- _SHORT TASK_: Make an exact copy of the listing below.

- _INFORMATION SUPPLIED_:
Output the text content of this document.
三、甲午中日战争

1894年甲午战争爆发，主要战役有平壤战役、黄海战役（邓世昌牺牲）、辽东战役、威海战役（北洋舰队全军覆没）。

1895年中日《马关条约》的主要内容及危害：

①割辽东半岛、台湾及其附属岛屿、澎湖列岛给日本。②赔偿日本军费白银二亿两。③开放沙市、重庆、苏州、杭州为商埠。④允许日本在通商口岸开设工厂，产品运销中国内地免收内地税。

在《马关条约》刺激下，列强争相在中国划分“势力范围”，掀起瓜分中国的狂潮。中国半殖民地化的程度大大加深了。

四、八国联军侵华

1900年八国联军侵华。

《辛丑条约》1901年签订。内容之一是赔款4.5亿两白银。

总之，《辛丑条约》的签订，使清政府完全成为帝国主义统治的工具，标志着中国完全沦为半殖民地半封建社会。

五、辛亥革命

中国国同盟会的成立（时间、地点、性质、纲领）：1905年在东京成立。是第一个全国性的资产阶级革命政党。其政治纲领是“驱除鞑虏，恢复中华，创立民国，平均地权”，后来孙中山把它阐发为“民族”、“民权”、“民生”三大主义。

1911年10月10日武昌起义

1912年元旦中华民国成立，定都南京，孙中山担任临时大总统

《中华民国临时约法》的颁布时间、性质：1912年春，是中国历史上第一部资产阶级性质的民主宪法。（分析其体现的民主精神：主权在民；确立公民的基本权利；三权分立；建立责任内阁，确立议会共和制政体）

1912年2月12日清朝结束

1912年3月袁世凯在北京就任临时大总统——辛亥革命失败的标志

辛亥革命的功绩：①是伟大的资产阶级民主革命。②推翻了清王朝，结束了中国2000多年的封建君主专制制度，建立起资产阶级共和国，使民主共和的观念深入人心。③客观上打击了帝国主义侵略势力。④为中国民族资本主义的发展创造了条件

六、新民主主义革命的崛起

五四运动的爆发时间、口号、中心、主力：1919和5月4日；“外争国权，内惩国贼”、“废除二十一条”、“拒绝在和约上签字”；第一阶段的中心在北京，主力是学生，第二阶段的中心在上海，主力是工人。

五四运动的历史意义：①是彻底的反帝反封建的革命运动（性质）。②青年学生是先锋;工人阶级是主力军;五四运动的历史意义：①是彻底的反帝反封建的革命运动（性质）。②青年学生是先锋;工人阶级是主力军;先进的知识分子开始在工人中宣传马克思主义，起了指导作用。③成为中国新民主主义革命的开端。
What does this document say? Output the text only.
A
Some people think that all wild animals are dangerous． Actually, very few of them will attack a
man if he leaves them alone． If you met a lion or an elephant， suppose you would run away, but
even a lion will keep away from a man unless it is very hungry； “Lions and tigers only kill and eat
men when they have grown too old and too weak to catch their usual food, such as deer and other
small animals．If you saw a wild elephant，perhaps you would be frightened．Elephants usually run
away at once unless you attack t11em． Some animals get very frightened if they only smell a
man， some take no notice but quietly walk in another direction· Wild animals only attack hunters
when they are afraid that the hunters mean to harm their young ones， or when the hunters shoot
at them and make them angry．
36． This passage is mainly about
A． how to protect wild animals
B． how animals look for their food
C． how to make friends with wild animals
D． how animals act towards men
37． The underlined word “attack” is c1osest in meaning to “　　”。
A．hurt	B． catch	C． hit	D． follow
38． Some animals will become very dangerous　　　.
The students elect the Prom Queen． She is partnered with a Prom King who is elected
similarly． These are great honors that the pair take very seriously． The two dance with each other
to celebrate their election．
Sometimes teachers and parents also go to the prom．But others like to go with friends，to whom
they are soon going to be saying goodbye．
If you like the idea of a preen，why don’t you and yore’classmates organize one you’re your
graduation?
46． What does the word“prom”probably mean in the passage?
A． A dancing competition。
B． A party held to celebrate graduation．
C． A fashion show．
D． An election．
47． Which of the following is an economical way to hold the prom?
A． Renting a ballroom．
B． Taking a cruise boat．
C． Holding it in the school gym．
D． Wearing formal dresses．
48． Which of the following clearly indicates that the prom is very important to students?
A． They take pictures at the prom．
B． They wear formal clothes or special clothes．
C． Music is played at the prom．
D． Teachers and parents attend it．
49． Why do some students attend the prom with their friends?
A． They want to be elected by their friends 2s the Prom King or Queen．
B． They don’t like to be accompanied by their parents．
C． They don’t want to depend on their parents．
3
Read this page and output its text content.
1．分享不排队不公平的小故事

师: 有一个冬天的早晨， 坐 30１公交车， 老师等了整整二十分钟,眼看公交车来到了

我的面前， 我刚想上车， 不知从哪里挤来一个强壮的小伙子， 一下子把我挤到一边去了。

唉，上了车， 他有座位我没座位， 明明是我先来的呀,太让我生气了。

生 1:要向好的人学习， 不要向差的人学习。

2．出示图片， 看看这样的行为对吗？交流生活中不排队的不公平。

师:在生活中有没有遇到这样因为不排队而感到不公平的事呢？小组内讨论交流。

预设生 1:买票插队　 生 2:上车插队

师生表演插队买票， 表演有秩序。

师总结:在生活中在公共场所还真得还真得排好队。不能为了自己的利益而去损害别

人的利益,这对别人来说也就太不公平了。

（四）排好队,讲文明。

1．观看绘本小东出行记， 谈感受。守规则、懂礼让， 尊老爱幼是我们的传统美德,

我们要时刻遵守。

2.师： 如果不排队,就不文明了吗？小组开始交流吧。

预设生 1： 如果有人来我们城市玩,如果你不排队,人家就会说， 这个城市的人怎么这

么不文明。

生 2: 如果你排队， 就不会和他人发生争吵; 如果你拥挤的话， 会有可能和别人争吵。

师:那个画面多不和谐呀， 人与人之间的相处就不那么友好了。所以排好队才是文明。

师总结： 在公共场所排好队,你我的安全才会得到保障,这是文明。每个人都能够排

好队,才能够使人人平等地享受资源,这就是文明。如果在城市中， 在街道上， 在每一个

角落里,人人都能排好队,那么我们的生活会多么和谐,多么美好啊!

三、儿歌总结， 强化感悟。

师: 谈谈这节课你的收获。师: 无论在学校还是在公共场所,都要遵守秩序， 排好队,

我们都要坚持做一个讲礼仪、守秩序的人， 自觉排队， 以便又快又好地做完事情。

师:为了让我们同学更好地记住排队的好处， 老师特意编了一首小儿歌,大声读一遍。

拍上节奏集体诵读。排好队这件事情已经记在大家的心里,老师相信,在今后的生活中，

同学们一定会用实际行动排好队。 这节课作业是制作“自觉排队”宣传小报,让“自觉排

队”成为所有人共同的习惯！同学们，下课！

- _FINAL ANSWER_:
Output the text content of this document.
三、甲午中日战争

1894年甲午战争爆发，主要战役有平壤战役、黄海战役（邓世昌牺牲）、辽东战役、威海战役（北洋舰队全军覆没）。

1895年中日《马关条约》的主要内容及危害：

①割辽东半岛、台湾及其附属岛屿、澎湖列岛给日本。②赔偿日本军费白银二亿两。③开放沙市、重庆、苏州、杭州为商埠。④允许日本在通商口岸开设工厂，产品运销中国内地免收内地税。

在《马关条约》刺激下，列强争相在中国划分“势力范围”，掀起瓜分中国的狂潮。中国半殖民地化的程度大大加深了。

四、八国联军侵华

1900年八国联军侵华。

《辛丑条约》1901年签订。内容之一是赔款4.5亿两白银。

总之，《辛丑条约》的签订，使清政府完全成为帝国主义统治的工具，标志着中国完全沦为半殖民地半封建社会。

五、辛亥革命

中国国同盟会的成立（时间、地点、性质、纲领）：1905年在东京成立。是第一个全国性的资产阶级革命政党。其政治纲领是“驱除鞑虏，恢复中华，创立民国，平均地权”，后来孙中山把它阐发为“民族”、“民权”、“民生”三大主义。

1911年10月10日武昌起义

1912年元旦中华民国成立，定都南京，孙中山担任临时大总统

《中华民国临时约法》的颁布时间、性质：1912年春，是中国历史上第一部资产阶级性质的民主宪法。（分析其体现的民主精神：主权在民；确立公民的基本权利；三权分立；建立责任内阁，确立议会共和制政体）

1912年2月12日清朝结束

1912年3月袁世凯在北京就任临时大总统——辛亥革命失败的标志

辛亥革命的功绩：①是伟大的资产阶级民主革命。②推翻了清王朝，结束了中国2000多年的封建君主专制制度，建立起资产阶级共和国，使民主共和的观念深入人心。③客观上打击了帝国主义侵略势力。④为中国民族资本主义的发展创造了条件

六、新民主主义革命的崛起

五四运动的爆发时间、口号、中心、主力：1919和5月4日；“外争国权，内惩国贼”、“废除二十一条”、“拒绝在和约上签字”；第一阶段的中心在北京，主力是学生，第二阶段的中心在上海，主力是工人。

五四运动的历史意义：①是彻底的反帝反封建的革命运动（性质）。②青年学生是先锋;工人阶级是主力军;五四运动的历史意义：①是彻底的反帝反封建的革命运动（性质）。②青年学生是先锋;工人阶级是主力军;先进的知识分子开始在工人中宣传马克思主义，起了指导作用。③成为中国新民主主义革命的开端。
What does this document say? Output the text only.
A
Some people think that all wild animals are dangerous． Actually, very few of them will attack a
man if he leaves them alone． If you met a lion or an elephant， suppose you would run away, but
even a lion will keep away from a man unless it is very hungry； “Lions and tigers only kill and eat
men when they have grown too old and too weak to catch their usual food, such as deer and other
small animals．If you saw a wild elephant，perhaps you would be frightened．Elephants usually run
away at once unless you attack t11em． Some animals get very frightened if they only smell a
man， some take no notice but quietly walk in another direction· Wild animals only attack hunters
when they are afraid that the hunters mean to harm their young ones， or when the hunters shoot
at them and make them angry．
36． This passage is mainly about
A． how to protect wild animals
B． how animals look for their food
C． how to make friends with wild animals
D． how animals act towards men
37． The underlined word “attack” is c1osest in meaning to “　　”。
A．hurt	B． catch	C． hit	D． follow
38． Some animals will become very dangerous　　　.
The students elect the Prom Queen． She is partnered with a Prom King who is elected
similarly． These are great honors that the pair take very seriously． The two dance with each other
to celebrate their election．
Sometimes teachers and parents also go to the prom．But others like to go with friends，to whom
they are soon going to be saying goodbye．
If you like the idea of a preen，why don’t you and yore’classmates organize one you’re your
graduation?
46． What does the word“prom”probably mean in the passage?
A． A dancing competition。
B． A party held to celebrate graduation．
C． A fashion show．
D． An election．
47． Which of the following is an economical way to hold the prom?
A． Renting a ballroom．
B． Taking a cruise boat．
C． Holding it in the school gym．
D． Wearing formal dresses．
48． Which of the following clearly indicates that the prom is very important to students?
A． They take pictures at the prom．
B． They wear formal clothes or special clothes．
C． Music is played at the prom．
D． Teachers and parents attend it．
49． Why do some students attend the prom with their friends?
A． They want to be elected by their friends 2s the Prom King or Queen．
B． They don’t like to be accompanied by their parents．
C． They don’t want to depend on their parents．
3
Read this page and output its text content.
1．分享不排队不公平的小故事

师: 有一个冬天的早晨， 坐 30１公交车， 老师等了整整二十分钟,眼看公交车来到了

我的面前， 我刚想上车， 不知从哪里挤来一个强壮的小伙子， 一下子把我挤到一边去了。

唉，上了车， 他有座位我没座位， 明明是我先来的呀,太让我生气了。

生 1:要向好的人学习， 不要向差的人学习。

2．出示图片， 看看这样的行为对吗？交流生活中不排队的不公平。

师:在生活中有没有遇到这样因为不排队而感到不公平的事呢？小组内讨论交流。

预设生 1:买票插队　 生 2:上车插队

师生表演插队买票， 表演有秩序。

师总结:在生活中在公共场所还真得还真得排好队。不能为了自己的利益而去损害别

人的利益,这对别人来说也就太不公平了。

（四）排好队,讲文明。

1．观看绘本小东出行记， 谈感受。守规则、懂礼让， 尊老爱幼是我们的传统美德,

我们要时刻遵守。

2.师： 如果不排队,就不文明了吗？小组开始交流吧。

预设生 1： 如果有人来我们城市玩,如果你不排队,人家就会说， 这个城市的人怎么这

么不文明。

生 2: 如果你排队， 就不会和他人发生争吵; 如果你拥挤的话， 会有可能和别人争吵。

师:那个画面多不和谐呀， 人与人之间的相处就不那么友好了。所以排好队才是文明。

师总结： 在公共场所排好队,你我的安全才会得到保障,这是文明。每个人都能够排

好队,才能够使人人平等地享受资源,这就是文明。如果在城市中， 在街道上， 在每一个

角落里,人人都能排好队,那么我们的生活会多么和谐,多么美好啊!

三、儿歌总结， 强化感悟。

师: 谈谈这节课你的收获。师: 无论在学校还是在公共场所,都要遵守秩序， 排好队,

我们都要坚持做一个讲礼仪、守秩序的人， 自觉排队， 以便又快又好地做完事情。

师:为了让我们同学更好地记住排队的好处， 老师特意编了一首小儿歌,大声读一遍。

拍上节奏集体诵读。排好队这件事情已经记在大家的心里,老师相信,在今后的生活中，

同学们一定会用实际行动排好队。 这节课作业是制作“自觉排队”宣传小报,让“自觉排

队”成为所有人共同的习惯！同学们，下课！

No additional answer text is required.